### [Figure content listings]
........
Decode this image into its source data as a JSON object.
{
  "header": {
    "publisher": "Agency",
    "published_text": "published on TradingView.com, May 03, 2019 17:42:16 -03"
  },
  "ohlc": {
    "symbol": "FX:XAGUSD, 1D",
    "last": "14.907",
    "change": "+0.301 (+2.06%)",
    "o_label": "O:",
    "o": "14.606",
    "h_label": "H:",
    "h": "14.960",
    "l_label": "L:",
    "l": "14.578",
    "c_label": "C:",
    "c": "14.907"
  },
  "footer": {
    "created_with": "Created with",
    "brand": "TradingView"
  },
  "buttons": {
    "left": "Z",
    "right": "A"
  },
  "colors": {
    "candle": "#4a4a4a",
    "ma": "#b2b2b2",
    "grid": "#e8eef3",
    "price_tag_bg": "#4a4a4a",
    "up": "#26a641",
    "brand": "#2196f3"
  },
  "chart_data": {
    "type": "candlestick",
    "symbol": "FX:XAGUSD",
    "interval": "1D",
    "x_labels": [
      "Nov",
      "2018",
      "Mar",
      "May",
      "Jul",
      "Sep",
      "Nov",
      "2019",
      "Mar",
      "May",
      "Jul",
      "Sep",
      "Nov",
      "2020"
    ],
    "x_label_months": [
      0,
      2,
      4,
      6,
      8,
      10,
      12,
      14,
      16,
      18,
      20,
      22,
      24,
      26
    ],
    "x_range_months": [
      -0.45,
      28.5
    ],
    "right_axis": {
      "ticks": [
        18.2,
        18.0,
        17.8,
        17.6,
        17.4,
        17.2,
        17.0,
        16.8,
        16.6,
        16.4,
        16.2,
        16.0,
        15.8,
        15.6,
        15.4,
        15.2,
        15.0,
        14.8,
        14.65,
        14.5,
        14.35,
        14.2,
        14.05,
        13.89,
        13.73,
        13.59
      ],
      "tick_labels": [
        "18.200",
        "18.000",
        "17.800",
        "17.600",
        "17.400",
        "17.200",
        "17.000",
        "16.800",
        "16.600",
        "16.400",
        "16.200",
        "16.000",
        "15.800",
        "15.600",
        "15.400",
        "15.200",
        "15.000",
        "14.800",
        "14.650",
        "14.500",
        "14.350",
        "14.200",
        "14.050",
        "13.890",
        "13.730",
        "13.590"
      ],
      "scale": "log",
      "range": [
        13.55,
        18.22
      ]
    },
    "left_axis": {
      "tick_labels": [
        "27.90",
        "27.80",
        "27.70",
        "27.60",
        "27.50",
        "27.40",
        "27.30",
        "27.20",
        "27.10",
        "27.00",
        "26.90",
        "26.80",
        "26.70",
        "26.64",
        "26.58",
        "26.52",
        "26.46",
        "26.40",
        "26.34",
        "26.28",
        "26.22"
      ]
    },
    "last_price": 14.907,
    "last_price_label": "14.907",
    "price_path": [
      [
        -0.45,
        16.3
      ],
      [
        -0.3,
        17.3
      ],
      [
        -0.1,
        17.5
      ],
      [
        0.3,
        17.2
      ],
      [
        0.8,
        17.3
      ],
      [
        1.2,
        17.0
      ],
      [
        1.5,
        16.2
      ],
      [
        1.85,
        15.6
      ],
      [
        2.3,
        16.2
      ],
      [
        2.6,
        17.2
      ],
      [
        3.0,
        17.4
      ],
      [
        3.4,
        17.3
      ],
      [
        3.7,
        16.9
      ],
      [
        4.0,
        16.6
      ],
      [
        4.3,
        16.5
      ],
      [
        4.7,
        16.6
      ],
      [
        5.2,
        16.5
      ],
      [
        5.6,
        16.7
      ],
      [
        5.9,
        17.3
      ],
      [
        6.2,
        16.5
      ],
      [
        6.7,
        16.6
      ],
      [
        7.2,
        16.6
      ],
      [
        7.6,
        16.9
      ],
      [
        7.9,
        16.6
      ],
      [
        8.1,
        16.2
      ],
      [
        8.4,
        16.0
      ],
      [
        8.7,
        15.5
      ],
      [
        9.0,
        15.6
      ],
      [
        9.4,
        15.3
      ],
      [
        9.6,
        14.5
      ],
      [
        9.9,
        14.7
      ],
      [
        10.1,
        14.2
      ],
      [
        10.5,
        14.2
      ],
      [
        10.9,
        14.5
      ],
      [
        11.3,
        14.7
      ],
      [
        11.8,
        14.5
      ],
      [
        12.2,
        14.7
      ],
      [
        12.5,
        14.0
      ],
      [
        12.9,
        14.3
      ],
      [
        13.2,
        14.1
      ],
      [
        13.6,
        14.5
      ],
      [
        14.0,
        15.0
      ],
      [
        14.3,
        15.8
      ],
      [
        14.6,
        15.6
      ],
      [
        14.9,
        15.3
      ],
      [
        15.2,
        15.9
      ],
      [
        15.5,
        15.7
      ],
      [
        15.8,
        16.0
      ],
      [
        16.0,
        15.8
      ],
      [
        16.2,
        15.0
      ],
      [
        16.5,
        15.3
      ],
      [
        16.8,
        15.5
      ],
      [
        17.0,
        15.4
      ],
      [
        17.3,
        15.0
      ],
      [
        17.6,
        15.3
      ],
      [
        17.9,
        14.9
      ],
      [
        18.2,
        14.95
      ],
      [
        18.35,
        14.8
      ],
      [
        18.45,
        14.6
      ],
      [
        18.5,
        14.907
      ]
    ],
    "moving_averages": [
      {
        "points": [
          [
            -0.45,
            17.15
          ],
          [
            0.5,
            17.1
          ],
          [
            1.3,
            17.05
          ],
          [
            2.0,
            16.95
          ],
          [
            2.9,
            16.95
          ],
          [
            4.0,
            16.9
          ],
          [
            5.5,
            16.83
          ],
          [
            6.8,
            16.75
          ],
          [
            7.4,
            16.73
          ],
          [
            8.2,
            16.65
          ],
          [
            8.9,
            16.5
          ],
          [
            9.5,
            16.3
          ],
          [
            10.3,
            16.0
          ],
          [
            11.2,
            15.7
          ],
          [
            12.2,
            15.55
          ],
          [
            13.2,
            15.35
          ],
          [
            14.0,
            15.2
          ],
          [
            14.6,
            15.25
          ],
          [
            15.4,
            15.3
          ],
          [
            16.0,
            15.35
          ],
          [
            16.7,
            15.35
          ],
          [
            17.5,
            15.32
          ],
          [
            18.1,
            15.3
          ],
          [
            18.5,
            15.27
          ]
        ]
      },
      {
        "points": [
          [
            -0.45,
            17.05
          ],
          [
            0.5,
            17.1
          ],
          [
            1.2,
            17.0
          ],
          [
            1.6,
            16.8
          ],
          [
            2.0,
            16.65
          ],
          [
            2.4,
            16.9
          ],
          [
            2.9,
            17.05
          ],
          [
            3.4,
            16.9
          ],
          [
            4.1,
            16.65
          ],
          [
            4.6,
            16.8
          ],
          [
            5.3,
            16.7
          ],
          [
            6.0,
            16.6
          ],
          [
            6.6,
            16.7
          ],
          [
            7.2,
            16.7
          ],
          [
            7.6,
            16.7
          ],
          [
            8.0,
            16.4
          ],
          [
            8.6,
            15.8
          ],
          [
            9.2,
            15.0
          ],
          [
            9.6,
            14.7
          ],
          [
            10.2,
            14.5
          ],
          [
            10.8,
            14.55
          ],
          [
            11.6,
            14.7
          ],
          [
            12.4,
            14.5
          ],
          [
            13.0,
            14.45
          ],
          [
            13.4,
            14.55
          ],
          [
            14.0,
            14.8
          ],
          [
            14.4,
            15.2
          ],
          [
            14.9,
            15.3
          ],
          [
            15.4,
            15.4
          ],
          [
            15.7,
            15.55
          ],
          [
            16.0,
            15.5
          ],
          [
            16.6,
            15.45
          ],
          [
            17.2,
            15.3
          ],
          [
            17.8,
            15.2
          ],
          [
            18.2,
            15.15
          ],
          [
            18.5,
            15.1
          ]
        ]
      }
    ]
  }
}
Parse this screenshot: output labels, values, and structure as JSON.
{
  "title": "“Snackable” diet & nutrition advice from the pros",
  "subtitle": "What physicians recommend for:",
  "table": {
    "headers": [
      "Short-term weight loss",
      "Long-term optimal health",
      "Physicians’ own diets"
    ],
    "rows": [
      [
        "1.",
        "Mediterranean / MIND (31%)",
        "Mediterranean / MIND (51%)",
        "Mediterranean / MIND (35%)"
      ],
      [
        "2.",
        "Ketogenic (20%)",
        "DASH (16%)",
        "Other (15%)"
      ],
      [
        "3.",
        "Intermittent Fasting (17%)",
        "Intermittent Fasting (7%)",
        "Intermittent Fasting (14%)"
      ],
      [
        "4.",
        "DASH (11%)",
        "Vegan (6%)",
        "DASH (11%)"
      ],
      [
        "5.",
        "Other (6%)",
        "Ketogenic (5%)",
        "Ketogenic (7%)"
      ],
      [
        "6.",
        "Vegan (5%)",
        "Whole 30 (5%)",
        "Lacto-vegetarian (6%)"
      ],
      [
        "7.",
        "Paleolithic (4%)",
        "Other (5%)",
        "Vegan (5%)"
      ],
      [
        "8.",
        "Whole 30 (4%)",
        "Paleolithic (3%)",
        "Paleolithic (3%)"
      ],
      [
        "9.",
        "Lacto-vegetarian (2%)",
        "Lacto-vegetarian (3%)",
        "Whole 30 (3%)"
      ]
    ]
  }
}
........
### [STATED PROBLEM]
Retype nothing except the lines from the line holding "Parse this screenshot: output" through the last line of the entries, both included.

### [RESPONSE TO THIS EXERCISE]
Parse this screenshot: output labels, values, and structure as JSON.
{
  "title": "“Snackable” diet & nutrition advice from the pros",
  "subtitle": "What physicians recommend for:",
  "table": {
    "headers": [
      "Short-term weight loss",
      "Long-term optimal health",
      "Physicians’ own diets"
    ],
    "rows": [
      [
        "1.",
        "Mediterranean / MIND (31%)",
        "Mediterranean / MIND (51%)",
        "Mediterranean / MIND (35%)"
      ],
      [
        "2.",
        "Ketogenic (20%)",
        "DASH (16%)",
        "Other (15%)"
      ],
      [
        "3.",
        "Intermittent Fasting (17%)",
        "Intermittent Fasting (7%)",
        "Intermittent Fasting (14%)"
      ],
      [
        "4.",
        "DASH (11%)",
        "Vegan (6%)",
        "DASH (11%)"
      ],
      [
        "5.",
        "Other (6%)",
        "Ketogenic (5%)",
        "Ketogenic (7%)"
      ],
      [
        "6.",
        "Vegan (5%)",
        "Whole 30 (5%)",
        "Lacto-vegetarian (6%)"
      ],
      [
        "7.",
        "Paleolithic (4%)",
        "Other (5%)",
        "Vegan (5%)"
      ],
      [
        "8.",
        "Whole 30 (4%)",
        "Paleolithic (3%)",
        "Paleolithic (3%)"
      ],
      [
        "9.",
        "Lacto-vegetarian (2%)",
        "Lacto-vegetarian (3%)",
        "Whole 30 (3%)"
      ]
    ]
  }
}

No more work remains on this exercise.